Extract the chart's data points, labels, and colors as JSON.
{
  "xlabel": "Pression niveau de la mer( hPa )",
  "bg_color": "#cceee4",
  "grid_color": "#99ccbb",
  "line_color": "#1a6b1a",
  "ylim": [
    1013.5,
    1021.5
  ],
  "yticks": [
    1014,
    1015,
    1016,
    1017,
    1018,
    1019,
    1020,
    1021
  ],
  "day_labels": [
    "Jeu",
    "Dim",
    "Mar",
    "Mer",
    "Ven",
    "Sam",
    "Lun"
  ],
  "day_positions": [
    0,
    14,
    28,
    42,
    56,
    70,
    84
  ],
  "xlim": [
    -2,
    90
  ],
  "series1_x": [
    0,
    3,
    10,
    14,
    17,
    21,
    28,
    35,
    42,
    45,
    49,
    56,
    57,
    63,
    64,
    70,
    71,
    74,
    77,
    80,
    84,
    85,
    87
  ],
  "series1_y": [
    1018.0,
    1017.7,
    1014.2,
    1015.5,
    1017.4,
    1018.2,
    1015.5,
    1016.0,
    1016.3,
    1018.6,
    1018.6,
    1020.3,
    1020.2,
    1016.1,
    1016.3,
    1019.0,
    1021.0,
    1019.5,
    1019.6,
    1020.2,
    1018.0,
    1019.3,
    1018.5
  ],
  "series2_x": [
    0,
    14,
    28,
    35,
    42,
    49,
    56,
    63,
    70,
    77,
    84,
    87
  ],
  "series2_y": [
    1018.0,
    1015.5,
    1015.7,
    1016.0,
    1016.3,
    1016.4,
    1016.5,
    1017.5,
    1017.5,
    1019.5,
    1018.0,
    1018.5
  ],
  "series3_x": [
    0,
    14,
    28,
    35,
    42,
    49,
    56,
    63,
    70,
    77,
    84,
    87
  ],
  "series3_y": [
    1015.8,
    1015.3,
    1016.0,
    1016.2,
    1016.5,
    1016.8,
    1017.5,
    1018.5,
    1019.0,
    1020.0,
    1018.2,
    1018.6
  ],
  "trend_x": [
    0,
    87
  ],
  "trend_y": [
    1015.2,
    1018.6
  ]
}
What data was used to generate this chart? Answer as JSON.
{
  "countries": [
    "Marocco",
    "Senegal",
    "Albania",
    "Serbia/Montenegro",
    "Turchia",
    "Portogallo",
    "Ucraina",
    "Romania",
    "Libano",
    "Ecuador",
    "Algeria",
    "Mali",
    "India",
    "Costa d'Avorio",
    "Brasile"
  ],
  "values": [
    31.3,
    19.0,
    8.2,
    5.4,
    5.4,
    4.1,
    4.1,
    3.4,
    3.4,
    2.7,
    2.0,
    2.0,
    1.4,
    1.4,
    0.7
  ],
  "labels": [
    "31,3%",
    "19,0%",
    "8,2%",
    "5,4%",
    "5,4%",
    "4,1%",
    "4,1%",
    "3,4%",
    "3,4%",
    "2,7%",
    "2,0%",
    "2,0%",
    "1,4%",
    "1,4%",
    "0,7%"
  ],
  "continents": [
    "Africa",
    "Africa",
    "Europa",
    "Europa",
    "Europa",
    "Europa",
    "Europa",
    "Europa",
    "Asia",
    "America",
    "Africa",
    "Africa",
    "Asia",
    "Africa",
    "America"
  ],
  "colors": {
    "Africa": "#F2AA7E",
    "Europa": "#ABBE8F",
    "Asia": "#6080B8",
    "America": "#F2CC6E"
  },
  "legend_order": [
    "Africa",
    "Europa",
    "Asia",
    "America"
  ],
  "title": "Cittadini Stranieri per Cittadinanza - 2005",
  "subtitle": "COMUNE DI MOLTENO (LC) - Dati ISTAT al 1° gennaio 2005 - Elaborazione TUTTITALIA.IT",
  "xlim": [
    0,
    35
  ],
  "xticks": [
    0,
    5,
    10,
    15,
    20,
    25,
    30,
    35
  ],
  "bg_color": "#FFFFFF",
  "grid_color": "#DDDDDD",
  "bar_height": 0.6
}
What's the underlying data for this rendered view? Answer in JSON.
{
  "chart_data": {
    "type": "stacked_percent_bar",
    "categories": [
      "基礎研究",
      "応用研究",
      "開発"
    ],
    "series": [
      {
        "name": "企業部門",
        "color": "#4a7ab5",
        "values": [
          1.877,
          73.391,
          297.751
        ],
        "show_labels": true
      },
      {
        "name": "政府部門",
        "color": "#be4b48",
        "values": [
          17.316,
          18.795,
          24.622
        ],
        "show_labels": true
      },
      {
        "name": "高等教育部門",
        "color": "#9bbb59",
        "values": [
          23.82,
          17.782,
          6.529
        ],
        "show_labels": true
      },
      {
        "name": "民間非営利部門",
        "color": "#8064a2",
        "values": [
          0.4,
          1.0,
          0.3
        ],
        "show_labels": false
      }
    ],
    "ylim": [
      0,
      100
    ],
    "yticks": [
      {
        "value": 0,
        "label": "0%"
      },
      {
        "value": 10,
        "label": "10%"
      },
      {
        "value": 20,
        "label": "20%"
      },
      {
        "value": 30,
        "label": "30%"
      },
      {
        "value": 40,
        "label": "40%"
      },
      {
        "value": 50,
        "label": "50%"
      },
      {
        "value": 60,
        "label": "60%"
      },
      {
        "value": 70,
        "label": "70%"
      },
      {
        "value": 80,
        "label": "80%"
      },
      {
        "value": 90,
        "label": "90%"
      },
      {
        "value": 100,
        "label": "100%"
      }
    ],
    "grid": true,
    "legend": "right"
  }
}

++++++++++

[AIM]
Pull out each record as written and restate it exactly.

[ANSWER FOR THE TASK]
Extract the chart's data points, labels, and colors as JSON.
{
  "xlabel": "Pression niveau de la mer( hPa )",
  "bg_color": "#cceee4",
  "grid_color": "#99ccbb",
  "line_color": "#1a6b1a",
  "ylim": [
    1013.5,
    1021.5
  ],
  "yticks": [
    1014,
    1015,
    1016,
    1017,
    1018,
    1019,
    1020,
    1021
  ],
  "day_labels": [
    "Jeu",
    "Dim",
    "Mar",
    "Mer",
    "Ven",
    "Sam",
    "Lun"
  ],
  "day_positions": [
    0,
    14,
    28,
    42,
    56,
    70,
    84
  ],
  "xlim": [
    -2,
    90
  ],
  "series1_x": [
    0,
    3,
    10,
    14,
    17,
    21,
    28,
    35,
    42,
    45,
    49,
    56,
    57,
    63,
    64,
    70,
    71,
    74,
    77,
    80,
    84,
    85,
    87
  ],
  "series1_y": [
    1018.0,
    1017.7,
    1014.2,
    1015.5,
    1017.4,
    1018.2,
    1015.5,
    1016.0,
    1016.3,
    1018.6,
    1018.6,
    1020.3,
    1020.2,
    1016.1,
    1016.3,
    1019.0,
    1021.0,
    1019.5,
    1019.6,
    1020.2,
    1018.0,
    1019.3,
    1018.5
  ],
  "series2_x": [
    0,
    14,
    28,
    35,
    42,
    49,
    56,
    63,
    70,
    77,
    84,
    87
  ],
  "series2_y": [
    1018.0,
    1015.5,
    1015.7,
    1016.0,
    1016.3,
    1016.4,
    1016.5,
    1017.5,
    1017.5,
    1019.5,
    1018.0,
    1018.5
  ],
  "series3_x": [
    0,
    14,
    28,
    35,
    42,
    49,
    56,
    63,
    70,
    77,
    84,
    87
  ],
  "series3_y": [
    1015.8,
    1015.3,
    1016.0,
    1016.2,
    1016.5,
    1016.8,
    1017.5,
    1018.5,
    1019.0,
    1020.0,
    1018.2,
    1018.6
  ],
  "trend_x": [
    0,
    87
  ],
  "trend_y": [
    1015.2,
    1018.6
  ]
}
What data was used to generate this chart? Answer as JSON.
{
  "countries": [
    "Marocco",
    "Senegal",
    "Albania",
    "Serbia/Montenegro",
    "Turchia",
    "Portogallo",
    "Ucraina",
    "Romania",
    "Libano",
    "Ecuador",
    "Algeria",
    "Mali",
    "India",
    "Costa d'Avorio",
    "Brasile"
  ],
  "values": [
    31.3,
    19.0,
    8.2,
    5.4,
    5.4,
    4.1,
    4.1,
    3.4,
    3.4,
    2.7,
    2.0,
    2.0,
    1.4,
    1.4,
    0.7
  ],
  "labels": [
    "31,3%",
    "19,0%",
    "8,2%",
    "5,4%",
    "5,4%",
    "4,1%",
    "4,1%",
    "3,4%",
    "3,4%",
    "2,7%",
    "2,0%",
    "2,0%",
    "1,4%",
    "1,4%",
    "0,7%"
  ],
  "continents": [
    "Africa",
    "Africa",
    "Europa",
    "Europa",
    "Europa",
    "Europa",
    "Europa",
    "Europa",
    "Asia",
    "America",
    "Africa",
    "Africa",
    "Asia",
    "Africa",
    "America"
  ],
  "colors": {
    "Africa": "#F2AA7E",
    "Europa": "#ABBE8F",
    "Asia": "#6080B8",
    "America": "#F2CC6E"
  },
  "legend_order": [
    "Africa",
    "Europa",
    "Asia",
    "America"
  ],
  "title": "Cittadini Stranieri per Cittadinanza - 2005",
  "subtitle": "COMUNE DI MOLTENO (LC) - Dati ISTAT al 1° gennaio 2005 - Elaborazione TUTTITALIA.IT",
  "xlim": [
    0,
    35
  ],
  "xticks": [
    0,
    5,
    10,
    15,
    20,
    25,
    30,
    35
  ],
  "bg_color": "#FFFFFF",
  "grid_color": "#DDDDDD",
  "bar_height": 0.6
}
What's the underlying data for this rendered view? Answer in JSON.
{
  "chart_data": {
    "type": "stacked_percent_bar",
    "categories": [
      "基礎研究",
      "応用研究",
      "開発"
    ],
    "series": [
      {
        "name": "企業部門",
        "color": "#4a7ab5",
        "values": [
          1.877,
          73.391,
          297.751
        ],
        "show_labels": true
      },
      {
        "name": "政府部門",
        "color": "#be4b48",
        "values": [
          17.316,
          18.795,
          24.622
        ],
        "show_labels": true
      },
      {
        "name": "高等教育部門",
        "color": "#9bbb59",
        "values": [
          23.82,
          17.782,
          6.529
        ],
        "show_labels": true
      },
      {
        "name": "民間非営利部門",
        "color": "#8064a2",
        "values": [
          0.4,
          1.0,
          0.3
        ],
        "show_labels": false
      }
    ],
    "ylim": [
      0,
      100
    ],
    "yticks": [
      {
        "value": 0,
        "label": "0%"
      },
      {
        "value": 10,
        "label": "10%"
      },
      {
        "value": 20,
        "label": "20%"
      },
      {
        "value": 30,
        "label": "30%"
      },
      {
        "value": 40,
        "label": "40%"
      },
      {
        "value": 50,
        "label": "50%"
      },
      {
        "value": 60,
        "label": "60%"
      },
      {
        "value": 70,
        "label": "70%"
      },
      {
        "value": 80,
        "label": "80%"
      },
      {
        "value": 90,
        "label": "90%"
      },
      {
        "value": 100,
        "label": "100%"
      }
    ],
    "grid": true,
    "legend": "right"
  }
}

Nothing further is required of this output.